### Required task
Reply with one number: the count of lines in the data that hold the string "Bloomberg".

-- START OF Data for processing --

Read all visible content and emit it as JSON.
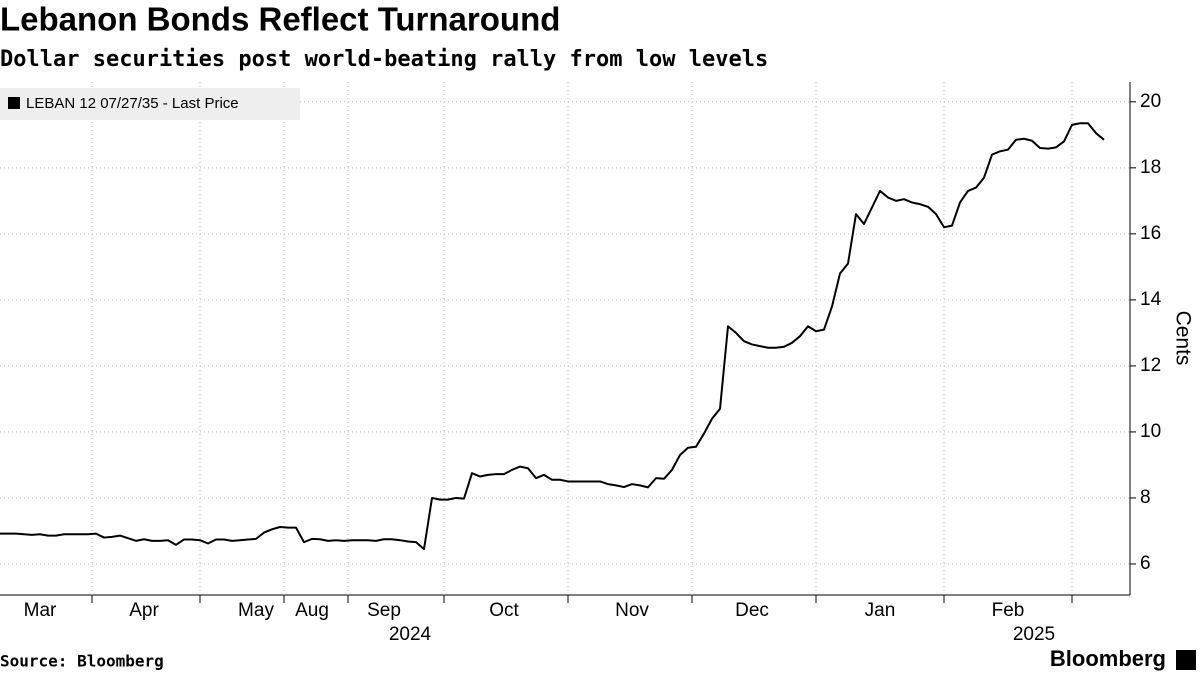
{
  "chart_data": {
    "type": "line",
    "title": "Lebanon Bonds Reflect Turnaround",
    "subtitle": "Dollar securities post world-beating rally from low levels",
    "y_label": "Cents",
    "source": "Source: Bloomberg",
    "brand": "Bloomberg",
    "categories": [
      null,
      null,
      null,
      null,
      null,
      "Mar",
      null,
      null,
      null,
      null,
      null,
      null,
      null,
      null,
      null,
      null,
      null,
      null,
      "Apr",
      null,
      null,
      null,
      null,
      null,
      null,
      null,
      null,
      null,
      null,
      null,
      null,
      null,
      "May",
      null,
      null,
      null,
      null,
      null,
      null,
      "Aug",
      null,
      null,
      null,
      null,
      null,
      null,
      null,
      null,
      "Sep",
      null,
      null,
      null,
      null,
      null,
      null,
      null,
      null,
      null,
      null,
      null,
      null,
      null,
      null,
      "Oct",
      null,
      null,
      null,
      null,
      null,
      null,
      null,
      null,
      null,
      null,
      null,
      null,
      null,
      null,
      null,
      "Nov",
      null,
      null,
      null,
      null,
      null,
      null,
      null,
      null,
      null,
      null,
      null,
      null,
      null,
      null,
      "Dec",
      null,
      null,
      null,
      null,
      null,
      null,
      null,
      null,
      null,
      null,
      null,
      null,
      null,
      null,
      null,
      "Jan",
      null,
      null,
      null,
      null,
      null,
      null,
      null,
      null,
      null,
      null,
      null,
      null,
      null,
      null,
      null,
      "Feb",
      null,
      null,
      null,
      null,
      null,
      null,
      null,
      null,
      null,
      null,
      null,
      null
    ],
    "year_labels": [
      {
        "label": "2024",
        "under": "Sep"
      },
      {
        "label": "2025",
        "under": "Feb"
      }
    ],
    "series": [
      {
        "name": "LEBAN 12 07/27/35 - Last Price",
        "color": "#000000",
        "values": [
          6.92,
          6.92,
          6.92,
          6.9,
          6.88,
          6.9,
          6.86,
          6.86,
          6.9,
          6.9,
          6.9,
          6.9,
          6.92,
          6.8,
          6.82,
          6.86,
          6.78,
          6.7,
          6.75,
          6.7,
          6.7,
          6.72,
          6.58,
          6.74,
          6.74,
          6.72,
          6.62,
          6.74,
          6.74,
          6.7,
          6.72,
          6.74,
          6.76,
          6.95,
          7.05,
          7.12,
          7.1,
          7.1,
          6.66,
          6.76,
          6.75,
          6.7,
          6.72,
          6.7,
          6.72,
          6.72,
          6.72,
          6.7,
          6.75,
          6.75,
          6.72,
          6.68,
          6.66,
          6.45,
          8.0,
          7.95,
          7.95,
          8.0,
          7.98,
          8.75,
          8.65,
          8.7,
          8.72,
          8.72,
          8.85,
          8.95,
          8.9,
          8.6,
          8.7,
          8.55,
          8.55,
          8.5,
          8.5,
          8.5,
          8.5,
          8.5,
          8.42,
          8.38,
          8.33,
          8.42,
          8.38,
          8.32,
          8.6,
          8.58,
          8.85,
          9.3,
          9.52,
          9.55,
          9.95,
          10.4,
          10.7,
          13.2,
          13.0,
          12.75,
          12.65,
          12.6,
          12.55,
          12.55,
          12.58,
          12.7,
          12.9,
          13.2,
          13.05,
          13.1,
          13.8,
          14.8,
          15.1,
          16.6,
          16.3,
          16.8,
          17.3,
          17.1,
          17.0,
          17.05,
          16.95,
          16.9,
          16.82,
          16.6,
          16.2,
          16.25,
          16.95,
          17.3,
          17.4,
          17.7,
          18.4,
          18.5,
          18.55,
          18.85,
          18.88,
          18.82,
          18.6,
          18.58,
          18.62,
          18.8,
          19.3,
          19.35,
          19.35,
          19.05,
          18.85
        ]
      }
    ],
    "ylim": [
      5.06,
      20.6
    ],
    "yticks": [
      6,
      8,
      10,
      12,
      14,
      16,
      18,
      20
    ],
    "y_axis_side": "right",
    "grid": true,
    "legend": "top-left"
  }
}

-- END OF Data for processing --

### Response to this task
2